[Begin Data shown]

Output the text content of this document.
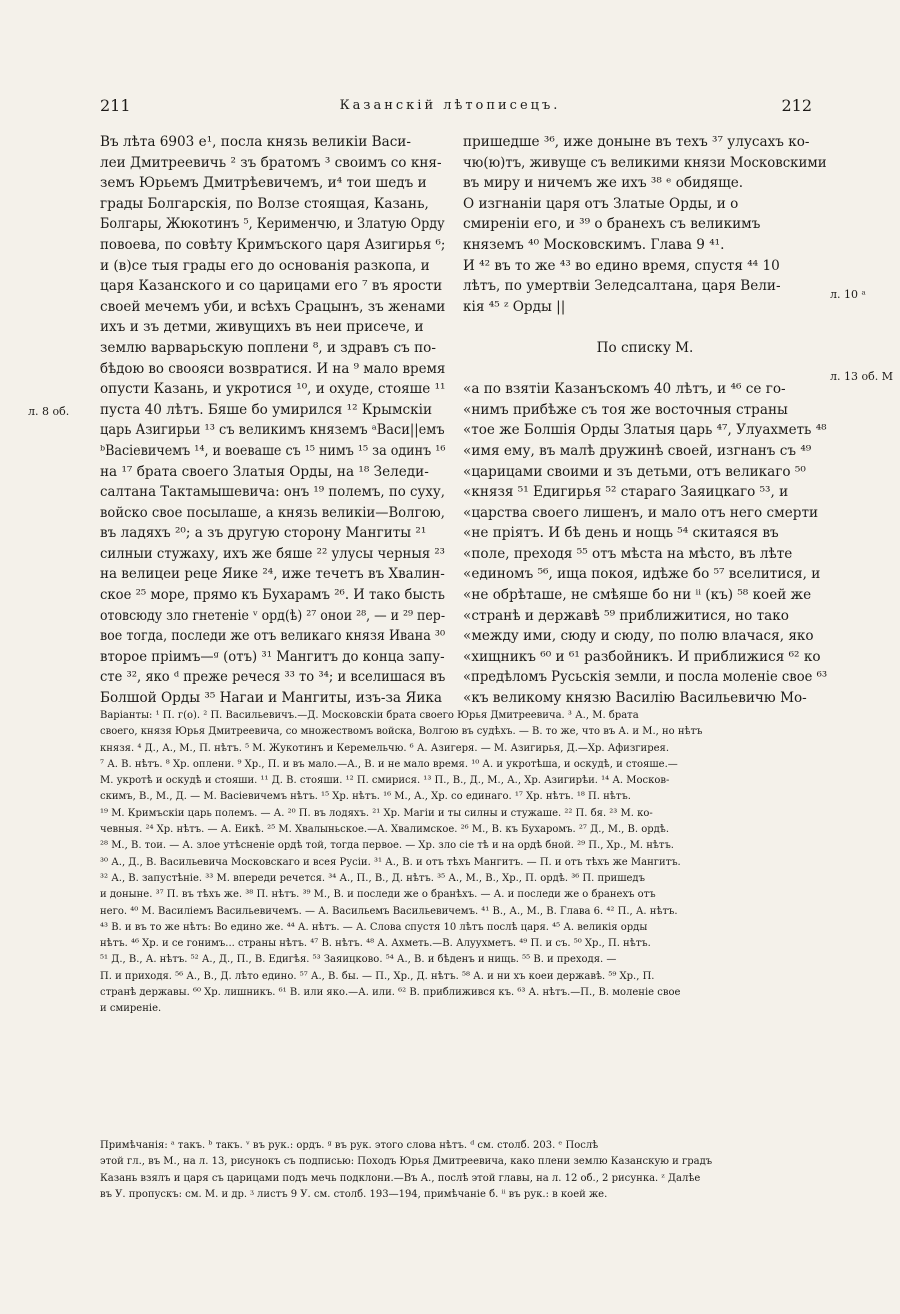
211	Казанскій лѣтописецъ.	212
Въ лѣта 6903 е¹, посла князь великіи Васи-
леи Дмитреевичь ² зъ братомъ ³ своимъ со кня-
земъ Юрьемъ Дмитрѣевичемъ, и⁴ тои шедъ и
грады Болгарскія, по Волзе стоящая, Казань,
Болгары, Жюкотинъ ⁵, Керименчю, и Златую Орду
повоева, по совѣту Кримъского царя Азигирья ⁶;
и (в)се тыя грады его до основанія разкопа, и
царя Казанского и со царицами его ⁷ въ ярости
своей мечемъ уби, и всѣхъ Срацынъ, зъ женами
ихъ и зъ детми, живущихъ въ неи присече, и
землю варварьскую поплени ⁸, и здравъ съ по-
бѣдою во своояси возвратися. И на ⁹ мало время
опусти Казань, и укротися ¹⁰, и охуде, стояше ¹¹
пуста 40 лѣтъ. Бяше бо умирился ¹² Крымскіи
царь Азигирьи ¹³ съ великимъ княземъ ᵃВаси||емъ
ᵇВасіевичемъ ¹⁴, и воеваше съ ¹⁵ нимъ ¹⁵ за одинъ ¹⁶
на ¹⁷ брата своего Златыя Орды, на ¹⁸ Зеледи-
салтана Тактамышевича: онъ ¹⁹ полемъ, по суху,
войско свое посылаше, а князь великіи—Волгою,
въ ладяхъ ²⁰; а зъ другую сторону Мангиты ²¹
силныи стужаху, ихъ же бяше ²² улусы черныя ²³
на велицеи рецe Яике ²⁴, иже течетъ въ Хвалин-
ское ²⁵ море, прямо къ Бухарамъ ²⁶. И тако бысть
отовсюду зло гнетеніе ᵛ орд(ѣ) ²⁷ онои ²⁸, — и ²⁹ пер-
вое тогда, последи же отъ великаго князя Ивана ³⁰
второе пріимъ—ᵍ (отъ) ³¹ Мангитъ до конца запу-
сте ³², яко ᵈ преже речеся ³³ то ³⁴; и вселишася въ
Болшой Орды ³⁵ Нагаи и Мангиты, изъ-за Яика
пришедше ³⁶, иже доныне въ техъ ³⁷ улусахъ ко-
чю(ю)тъ, живуще съ великими князи Московскими
въ миру и ничемъ же ихъ ³⁸ ᵉ обидяще.
О изгнаніи царя отъ Златые Орды, и о
смиреніи его, и ³⁹ о бранехъ съ великимъ
княземъ ⁴⁰ Московскимъ. Глава 9 ⁴¹.
И ⁴² въ то же ⁴³ во едино время, спустя ⁴⁴ 10
лѣтъ, по умертвіи Зеледсалтана, царя Вели-
кія ⁴⁵ ᶻ Орды ||

По списку М.

«а по взятіи Казанъскомъ 40 лѣтъ, и ⁴⁶ се го-
«нимъ прибѣже съ тоя же восточныя страны
«тое же Болшія Орды Златыя царь ⁴⁷, Улуахметь ⁴⁸
«имя ему, въ малѣ дружинѣ своей, изгнанъ съ ⁴⁹
«царицами своими и зъ детьми, отъ великаго ⁵⁰
«князя ⁵¹ Едигирья ⁵² стараго Заяицкаго ⁵³, и
«царства своего лишенъ, и мало отъ него смерти
«не пріятъ. И бѣ день и нощь ⁵⁴ скитаяся въ
«поле, преходя ⁵⁵ отъ мѣста на мѣсто, въ лѣте
«единомъ ⁵⁶, ища покоя, идѣже бо ⁵⁷ вселитися, и
«не обрѣташе, не смѣяше бо ни ⁱⁱ (къ) ⁵⁸ коей же
«странѣ и державѣ ⁵⁹ приближитися, но тако
«между ими, сюду и сюду, по полю влачася, яко
«хищникъ ⁶⁰ и ⁶¹ разбойникъ. И приближися ⁶² ко
«предѣломъ Русьскія земли, и посла моленіе свое ⁶³
«къ великому князю Василію Васильевичю Мо-
л. 8 об.
л. 10 ᵃ
л. 13 об. М
Варіанты: ¹ П. г(о). ² П. Васильевичъ.—Д. Московскіи брата своего Юрья Дмитреевича. ³ А., М. брата
своего, князя Юрья Дмитреевича, со множествомъ войска, Волгою въ судѣхъ. — В. то же, что въ А. и М., но нѣтъ
князя. ⁴ Д., А., М., П. нѣтъ. ⁵ М. Жукотинъ и Керемельчю. ⁶ А. Азигеря. — М. Азигирья, Д.—Хр. Афизгирея.
⁷ А. В. нѣтъ. ⁸ Хр. оплени. ⁹ Хр., П. и въ мало.—А., В. и не мало время. ¹⁰ А. и укротѣша, и оскудѣ, и стояше.—
М. укротѣ и оскудѣ и стояши. ¹¹ Д. В. стояши. ¹² П. смирися. ¹³ П., В., Д., М., А., Хр. Азигирѣи. ¹⁴ А. Москов-
скимъ, В., М., Д. — М. Васіевичемъ нѣтъ. ¹⁵ Хр. нѣтъ. ¹⁶ М., А., Хр. со единаго. ¹⁷ Хр. нѣтъ. ¹⁸ П. нѣтъ.
¹⁹ М. Кримъскіи царь полемъ. — А. ²⁰ П. въ лодяхъ. ²¹ Хр. Магіи и ты силны и стужаше. ²² П. бя. ²³ М. ко-
чевныя. ²⁴ Хр. нѣтъ. — А. Еикѣ. ²⁵ М. Хвалыньское.—А. Хвалимское. ²⁶ М., В. къ Бухаромъ. ²⁷ Д., М., В. ордѣ.
²⁸ М., В. тои. — А. злое утѣсненіе ордѣ той, тогда первое. — Хр. зло сіе тѣ и на ордѣ бной. ²⁹ П., Хр., М. нѣтъ.
³⁰ А., Д., В. Васильевича Московскаго и всея Русіи. ³¹ А., В. и отъ тѣхъ Мангитъ. — П. и отъ тѣхъ же Мангитъ.
³² А., В. запустѣніе. ³³ М. впереди речется. ³⁴ А., П., В., Д. нѣтъ. ³⁵ А., М., В., Хр., П. ордѣ. ³⁶ П. пришедъ
и доныне. ³⁷ П. въ тѣхъ же. ³⁸ П. нѣтъ. ³⁹ М., В. и последи же о бранѣхъ. — А. и последи же о бранехъ отъ
него. ⁴⁰ М. Василіемъ Васильевичемъ. — А. Васильемъ Васильевичемъ. ⁴¹ В., А., М., В. Глава 6. ⁴² П., А. нѣтъ.
⁴³ В. и въ то же нѣтъ: Во едино же. ⁴⁴ А. нѣтъ. — А. Слова спустя 10 лѣтъ послѣ царя. ⁴⁵ А. великія орды
нѣтъ. ⁴⁶ Хр. и се гонимъ... страны нѣтъ. ⁴⁷ В. нѣтъ. ⁴⁸ А. Ахметь.—В. Алуухметъ. ⁴⁹ П. и съ. ⁵⁰ Хр., П. нѣтъ.
⁵¹ Д., В., А. нѣтъ. ⁵² А., Д., П., В. Едигѣя. ⁵³ Заяицково. ⁵⁴ А., В. и бѣденъ и нищь. ⁵⁵ В. и преходя. —
П. и приходя. ⁵⁶ А., В., Д. лѣто едино. ⁵⁷ А., В. бы. — П., Хр., Д. нѣтъ. ⁵⁸ А. и ни хъ коеи державѣ. ⁵⁹ Хр., П.
странѣ державы. ⁶⁰ Хр. лишникъ. ⁶¹ В. или яко.—А. или. ⁶² В. приближився къ. ⁶³ А. нѣтъ.—П., В. моленіе свое
и смиреніе.
Примѣчанія: ᵃ такъ. ᵇ такъ. ᵛ въ рук.: ордъ. ᵍ въ рук. этого слова нѣтъ. ᵈ см. столб. 203. ᵉ Послѣ
этой гл., въ М., на л. 13, рисунокъ съ подписью: Походъ Юрья Дмитреевича, како плени землю Казанскую и градъ
Казань взялъ и царя съ царицами подъ мечь подклони.—Въ А., послѣ этой главы, на л. 12 об., 2 рисунка. ᶻ Далѣе
въ У. пропускъ: см. М. и др. ᶾ листъ 9 У. см. столб. 193—194, примѣчаніе б. ⁱⁱ въ рук.: в коей же.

[End Data shown]

**Aim**
Pull out each line of the listing that holds the string "этой".

**Written reply**
этой гл., въ М., на л. 13, рисунокъ съ подписью: Походъ Юрья Дмитреевича, како плени землю Казанскую и градъ
Казань взялъ и царя съ царицами подъ мечь подклони.—Въ А., послѣ этой главы, на л. 12 об., 2 рисунка. ᶻ Далѣе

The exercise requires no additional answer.